--- start of Provided data ---
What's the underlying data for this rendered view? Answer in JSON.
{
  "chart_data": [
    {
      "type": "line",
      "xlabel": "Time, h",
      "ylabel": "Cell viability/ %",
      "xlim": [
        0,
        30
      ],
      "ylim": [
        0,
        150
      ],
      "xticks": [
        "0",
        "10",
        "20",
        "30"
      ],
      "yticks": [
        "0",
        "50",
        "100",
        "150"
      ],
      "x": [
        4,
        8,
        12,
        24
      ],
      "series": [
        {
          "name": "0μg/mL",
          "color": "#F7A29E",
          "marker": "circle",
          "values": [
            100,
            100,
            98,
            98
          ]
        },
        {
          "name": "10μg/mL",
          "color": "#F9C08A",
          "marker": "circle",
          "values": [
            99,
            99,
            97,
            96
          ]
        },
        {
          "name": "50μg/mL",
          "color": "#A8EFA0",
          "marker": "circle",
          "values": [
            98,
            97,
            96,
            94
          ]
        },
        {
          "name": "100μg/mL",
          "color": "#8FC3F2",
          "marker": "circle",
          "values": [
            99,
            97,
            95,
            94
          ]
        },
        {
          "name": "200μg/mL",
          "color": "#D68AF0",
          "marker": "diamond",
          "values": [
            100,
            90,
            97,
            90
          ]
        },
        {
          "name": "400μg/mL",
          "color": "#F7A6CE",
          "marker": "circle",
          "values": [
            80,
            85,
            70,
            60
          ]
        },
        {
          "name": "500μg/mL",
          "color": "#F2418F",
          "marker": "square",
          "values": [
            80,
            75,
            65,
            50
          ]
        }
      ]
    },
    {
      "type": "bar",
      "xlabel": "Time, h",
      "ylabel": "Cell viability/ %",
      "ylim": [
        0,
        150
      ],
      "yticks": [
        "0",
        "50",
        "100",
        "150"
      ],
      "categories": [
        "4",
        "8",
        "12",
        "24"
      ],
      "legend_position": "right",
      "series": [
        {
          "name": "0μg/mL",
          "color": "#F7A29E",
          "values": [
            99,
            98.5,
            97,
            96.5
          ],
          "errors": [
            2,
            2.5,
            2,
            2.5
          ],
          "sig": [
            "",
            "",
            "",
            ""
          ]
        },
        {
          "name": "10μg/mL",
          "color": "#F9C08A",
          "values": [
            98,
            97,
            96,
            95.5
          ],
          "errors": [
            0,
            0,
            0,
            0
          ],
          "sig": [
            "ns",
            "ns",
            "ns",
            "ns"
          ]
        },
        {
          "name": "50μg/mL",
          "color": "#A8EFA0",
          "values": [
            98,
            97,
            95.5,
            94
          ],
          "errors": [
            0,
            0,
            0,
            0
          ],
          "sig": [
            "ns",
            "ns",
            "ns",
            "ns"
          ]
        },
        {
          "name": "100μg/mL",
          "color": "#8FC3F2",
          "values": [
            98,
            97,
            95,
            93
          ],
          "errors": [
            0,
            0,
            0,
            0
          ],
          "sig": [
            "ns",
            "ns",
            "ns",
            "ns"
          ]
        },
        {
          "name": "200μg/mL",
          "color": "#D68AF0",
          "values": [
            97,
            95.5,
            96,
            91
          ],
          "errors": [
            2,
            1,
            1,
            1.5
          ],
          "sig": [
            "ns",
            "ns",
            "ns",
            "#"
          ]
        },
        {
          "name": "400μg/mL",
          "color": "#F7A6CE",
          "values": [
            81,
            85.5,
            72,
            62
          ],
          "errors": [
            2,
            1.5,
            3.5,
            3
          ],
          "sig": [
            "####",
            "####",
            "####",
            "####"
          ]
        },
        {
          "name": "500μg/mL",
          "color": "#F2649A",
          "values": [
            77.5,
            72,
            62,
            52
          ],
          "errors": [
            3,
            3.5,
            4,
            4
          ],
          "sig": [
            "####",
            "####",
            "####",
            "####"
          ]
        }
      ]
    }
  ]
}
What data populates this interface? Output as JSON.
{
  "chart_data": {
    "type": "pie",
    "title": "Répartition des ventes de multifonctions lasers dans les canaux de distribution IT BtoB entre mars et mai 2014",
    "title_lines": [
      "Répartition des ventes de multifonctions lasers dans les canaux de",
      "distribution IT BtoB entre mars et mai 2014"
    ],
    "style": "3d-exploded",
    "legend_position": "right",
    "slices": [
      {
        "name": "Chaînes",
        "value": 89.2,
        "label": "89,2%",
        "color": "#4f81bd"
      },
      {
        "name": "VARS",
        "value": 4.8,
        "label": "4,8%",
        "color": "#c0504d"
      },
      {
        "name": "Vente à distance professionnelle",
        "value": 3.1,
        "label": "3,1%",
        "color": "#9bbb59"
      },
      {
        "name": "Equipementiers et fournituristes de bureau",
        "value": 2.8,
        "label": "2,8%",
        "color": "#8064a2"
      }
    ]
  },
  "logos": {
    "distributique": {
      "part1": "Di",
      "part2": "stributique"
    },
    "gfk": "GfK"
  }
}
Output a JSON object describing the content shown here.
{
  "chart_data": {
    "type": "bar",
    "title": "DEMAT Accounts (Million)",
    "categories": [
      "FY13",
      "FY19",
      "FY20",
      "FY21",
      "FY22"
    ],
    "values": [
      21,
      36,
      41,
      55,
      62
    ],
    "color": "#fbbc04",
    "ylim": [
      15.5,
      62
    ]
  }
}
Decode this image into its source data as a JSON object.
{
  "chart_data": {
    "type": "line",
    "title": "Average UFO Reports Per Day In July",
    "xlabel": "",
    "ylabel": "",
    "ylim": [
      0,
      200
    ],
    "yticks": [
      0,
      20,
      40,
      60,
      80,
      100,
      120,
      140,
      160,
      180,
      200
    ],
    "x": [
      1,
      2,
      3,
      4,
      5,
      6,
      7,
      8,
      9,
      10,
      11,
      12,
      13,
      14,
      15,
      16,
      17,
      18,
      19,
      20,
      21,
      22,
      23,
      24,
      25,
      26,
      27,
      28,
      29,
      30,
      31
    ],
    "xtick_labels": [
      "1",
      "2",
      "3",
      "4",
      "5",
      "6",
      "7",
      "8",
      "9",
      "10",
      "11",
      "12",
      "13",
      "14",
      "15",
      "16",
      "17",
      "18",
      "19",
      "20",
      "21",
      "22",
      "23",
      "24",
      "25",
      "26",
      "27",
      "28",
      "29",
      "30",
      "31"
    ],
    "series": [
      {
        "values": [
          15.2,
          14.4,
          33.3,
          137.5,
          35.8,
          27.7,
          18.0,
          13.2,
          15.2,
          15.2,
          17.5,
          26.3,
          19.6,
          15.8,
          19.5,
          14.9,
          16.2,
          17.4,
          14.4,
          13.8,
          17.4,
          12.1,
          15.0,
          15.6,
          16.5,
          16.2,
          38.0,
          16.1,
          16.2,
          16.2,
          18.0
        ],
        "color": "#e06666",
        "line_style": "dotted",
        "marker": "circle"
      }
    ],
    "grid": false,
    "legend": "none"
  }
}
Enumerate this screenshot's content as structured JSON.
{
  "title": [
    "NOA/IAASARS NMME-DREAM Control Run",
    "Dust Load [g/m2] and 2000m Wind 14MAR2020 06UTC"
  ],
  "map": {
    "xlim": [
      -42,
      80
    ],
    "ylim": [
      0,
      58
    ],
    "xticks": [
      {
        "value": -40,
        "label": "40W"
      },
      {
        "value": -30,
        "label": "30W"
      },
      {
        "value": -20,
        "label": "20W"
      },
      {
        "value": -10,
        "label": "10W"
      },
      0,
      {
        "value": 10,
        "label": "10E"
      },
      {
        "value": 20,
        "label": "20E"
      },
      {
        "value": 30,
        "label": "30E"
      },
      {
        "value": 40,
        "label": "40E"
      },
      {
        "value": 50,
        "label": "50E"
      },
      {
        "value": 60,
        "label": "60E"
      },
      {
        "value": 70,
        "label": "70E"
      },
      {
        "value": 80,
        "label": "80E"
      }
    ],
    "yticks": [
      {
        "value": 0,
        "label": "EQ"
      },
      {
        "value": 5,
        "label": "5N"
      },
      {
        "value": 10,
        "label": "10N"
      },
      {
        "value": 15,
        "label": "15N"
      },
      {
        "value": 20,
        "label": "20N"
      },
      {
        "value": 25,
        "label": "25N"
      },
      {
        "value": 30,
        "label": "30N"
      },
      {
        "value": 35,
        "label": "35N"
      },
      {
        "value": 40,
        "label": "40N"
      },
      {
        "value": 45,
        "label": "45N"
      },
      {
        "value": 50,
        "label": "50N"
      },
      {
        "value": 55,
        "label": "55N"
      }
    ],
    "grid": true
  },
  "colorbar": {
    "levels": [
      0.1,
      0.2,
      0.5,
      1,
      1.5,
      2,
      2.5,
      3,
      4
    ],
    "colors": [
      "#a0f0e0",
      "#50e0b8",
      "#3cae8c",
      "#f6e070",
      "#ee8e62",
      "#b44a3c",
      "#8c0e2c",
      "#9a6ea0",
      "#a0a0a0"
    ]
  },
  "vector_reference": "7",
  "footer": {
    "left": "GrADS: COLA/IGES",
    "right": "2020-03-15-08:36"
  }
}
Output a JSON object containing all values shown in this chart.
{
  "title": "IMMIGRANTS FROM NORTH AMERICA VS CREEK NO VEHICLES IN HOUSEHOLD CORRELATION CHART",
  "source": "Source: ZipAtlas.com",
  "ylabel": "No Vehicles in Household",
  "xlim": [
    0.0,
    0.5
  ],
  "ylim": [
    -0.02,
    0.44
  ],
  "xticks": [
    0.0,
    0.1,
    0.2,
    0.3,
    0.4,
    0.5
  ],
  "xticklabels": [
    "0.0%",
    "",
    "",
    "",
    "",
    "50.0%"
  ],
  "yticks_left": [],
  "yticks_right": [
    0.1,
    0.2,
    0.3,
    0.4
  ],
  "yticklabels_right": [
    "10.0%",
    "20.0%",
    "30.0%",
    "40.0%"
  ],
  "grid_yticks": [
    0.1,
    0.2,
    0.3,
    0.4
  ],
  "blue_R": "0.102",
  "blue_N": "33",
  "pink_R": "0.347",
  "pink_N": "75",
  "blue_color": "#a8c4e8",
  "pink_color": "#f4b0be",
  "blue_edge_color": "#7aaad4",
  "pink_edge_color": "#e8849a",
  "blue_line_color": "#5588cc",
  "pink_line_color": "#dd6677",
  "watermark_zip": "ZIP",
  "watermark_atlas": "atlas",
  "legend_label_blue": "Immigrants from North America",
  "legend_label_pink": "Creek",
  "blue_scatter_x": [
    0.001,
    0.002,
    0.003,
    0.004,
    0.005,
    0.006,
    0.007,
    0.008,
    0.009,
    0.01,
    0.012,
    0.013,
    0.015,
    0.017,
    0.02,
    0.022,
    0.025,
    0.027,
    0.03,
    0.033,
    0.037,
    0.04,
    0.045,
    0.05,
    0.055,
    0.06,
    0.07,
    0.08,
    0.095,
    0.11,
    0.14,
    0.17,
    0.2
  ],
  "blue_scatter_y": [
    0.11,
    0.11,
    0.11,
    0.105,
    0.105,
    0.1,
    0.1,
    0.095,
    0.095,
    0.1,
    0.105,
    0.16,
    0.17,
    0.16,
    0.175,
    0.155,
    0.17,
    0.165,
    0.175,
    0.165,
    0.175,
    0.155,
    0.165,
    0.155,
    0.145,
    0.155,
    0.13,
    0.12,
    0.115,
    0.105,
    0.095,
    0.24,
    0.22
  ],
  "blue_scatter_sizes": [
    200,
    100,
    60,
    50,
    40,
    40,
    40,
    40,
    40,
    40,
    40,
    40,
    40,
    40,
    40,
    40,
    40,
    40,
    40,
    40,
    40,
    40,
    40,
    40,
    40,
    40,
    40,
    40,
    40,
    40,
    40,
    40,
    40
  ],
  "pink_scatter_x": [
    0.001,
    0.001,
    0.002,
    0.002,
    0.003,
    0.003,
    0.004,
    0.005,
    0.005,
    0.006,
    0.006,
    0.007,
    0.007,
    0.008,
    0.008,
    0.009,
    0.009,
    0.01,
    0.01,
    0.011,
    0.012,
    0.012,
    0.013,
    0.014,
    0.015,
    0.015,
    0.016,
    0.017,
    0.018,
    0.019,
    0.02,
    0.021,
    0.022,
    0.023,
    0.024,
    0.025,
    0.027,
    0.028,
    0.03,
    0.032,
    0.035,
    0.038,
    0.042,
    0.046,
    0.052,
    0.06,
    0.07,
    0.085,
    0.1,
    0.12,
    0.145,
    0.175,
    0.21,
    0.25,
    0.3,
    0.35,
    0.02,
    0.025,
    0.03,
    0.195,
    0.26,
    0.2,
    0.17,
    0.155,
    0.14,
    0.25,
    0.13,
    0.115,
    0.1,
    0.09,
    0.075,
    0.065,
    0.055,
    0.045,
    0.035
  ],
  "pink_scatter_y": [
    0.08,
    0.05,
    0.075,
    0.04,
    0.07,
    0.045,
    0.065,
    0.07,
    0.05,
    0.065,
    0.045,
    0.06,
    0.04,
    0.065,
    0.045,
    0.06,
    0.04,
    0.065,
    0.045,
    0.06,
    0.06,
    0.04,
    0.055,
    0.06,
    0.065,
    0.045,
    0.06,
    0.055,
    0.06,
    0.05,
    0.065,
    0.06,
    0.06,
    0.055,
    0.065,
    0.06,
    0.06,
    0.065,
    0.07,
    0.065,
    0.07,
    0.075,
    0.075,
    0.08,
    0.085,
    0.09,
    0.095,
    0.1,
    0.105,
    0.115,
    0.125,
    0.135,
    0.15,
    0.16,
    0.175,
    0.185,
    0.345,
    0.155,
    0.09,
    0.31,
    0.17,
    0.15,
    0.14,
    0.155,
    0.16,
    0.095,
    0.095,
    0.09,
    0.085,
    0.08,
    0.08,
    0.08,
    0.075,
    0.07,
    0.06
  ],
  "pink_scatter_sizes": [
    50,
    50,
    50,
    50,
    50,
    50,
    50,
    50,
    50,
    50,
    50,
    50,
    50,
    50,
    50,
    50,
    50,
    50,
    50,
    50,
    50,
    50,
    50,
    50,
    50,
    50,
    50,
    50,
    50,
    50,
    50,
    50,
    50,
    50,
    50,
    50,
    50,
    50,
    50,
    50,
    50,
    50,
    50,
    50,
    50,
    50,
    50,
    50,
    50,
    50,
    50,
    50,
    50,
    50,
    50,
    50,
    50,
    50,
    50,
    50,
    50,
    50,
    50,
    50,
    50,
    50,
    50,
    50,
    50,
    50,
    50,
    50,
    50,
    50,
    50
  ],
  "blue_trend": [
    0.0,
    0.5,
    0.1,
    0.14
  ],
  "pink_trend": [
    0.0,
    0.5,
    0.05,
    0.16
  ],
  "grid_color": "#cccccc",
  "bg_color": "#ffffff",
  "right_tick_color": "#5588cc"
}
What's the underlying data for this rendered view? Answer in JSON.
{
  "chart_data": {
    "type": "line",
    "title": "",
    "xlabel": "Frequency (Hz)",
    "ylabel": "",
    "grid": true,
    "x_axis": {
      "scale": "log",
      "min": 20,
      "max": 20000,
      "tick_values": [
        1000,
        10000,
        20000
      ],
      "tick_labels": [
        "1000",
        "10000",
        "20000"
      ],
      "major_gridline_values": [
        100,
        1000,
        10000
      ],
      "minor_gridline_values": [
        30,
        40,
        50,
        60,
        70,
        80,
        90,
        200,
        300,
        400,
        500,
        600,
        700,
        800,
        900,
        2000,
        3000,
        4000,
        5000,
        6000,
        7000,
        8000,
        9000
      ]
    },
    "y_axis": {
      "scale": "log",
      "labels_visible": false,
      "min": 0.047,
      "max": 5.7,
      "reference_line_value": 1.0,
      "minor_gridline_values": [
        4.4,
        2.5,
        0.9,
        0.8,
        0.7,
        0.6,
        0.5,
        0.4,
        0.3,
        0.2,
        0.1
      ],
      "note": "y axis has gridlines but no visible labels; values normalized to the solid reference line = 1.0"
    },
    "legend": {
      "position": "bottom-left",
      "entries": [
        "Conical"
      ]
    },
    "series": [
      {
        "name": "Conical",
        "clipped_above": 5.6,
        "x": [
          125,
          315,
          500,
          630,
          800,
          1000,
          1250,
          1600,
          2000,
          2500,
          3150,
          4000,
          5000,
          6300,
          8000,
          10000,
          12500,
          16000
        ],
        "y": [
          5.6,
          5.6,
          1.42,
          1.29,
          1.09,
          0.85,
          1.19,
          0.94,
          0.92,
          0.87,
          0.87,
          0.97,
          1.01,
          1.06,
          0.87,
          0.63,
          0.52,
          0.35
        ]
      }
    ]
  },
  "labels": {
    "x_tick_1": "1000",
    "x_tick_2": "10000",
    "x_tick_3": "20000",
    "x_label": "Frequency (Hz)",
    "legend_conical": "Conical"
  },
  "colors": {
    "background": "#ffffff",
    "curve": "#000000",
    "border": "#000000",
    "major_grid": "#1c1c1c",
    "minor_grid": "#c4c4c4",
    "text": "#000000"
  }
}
--- end of Provided data ---
#### What to work on:
Look through the listing and extract every line with "JSON" in it.

#### Answer to the problem:
What's the underlying data for this rendered view? Answer in JSON.
What data populates this interface? Output as JSON.
Output a JSON object describing the content shown here.
Decode this image into its source data as a JSON object.
Enumerate this screenshot's content as structured JSON.
Output a JSON object containing all values shown in this chart.
What's the underlying data for this rendered view? Answer in JSON.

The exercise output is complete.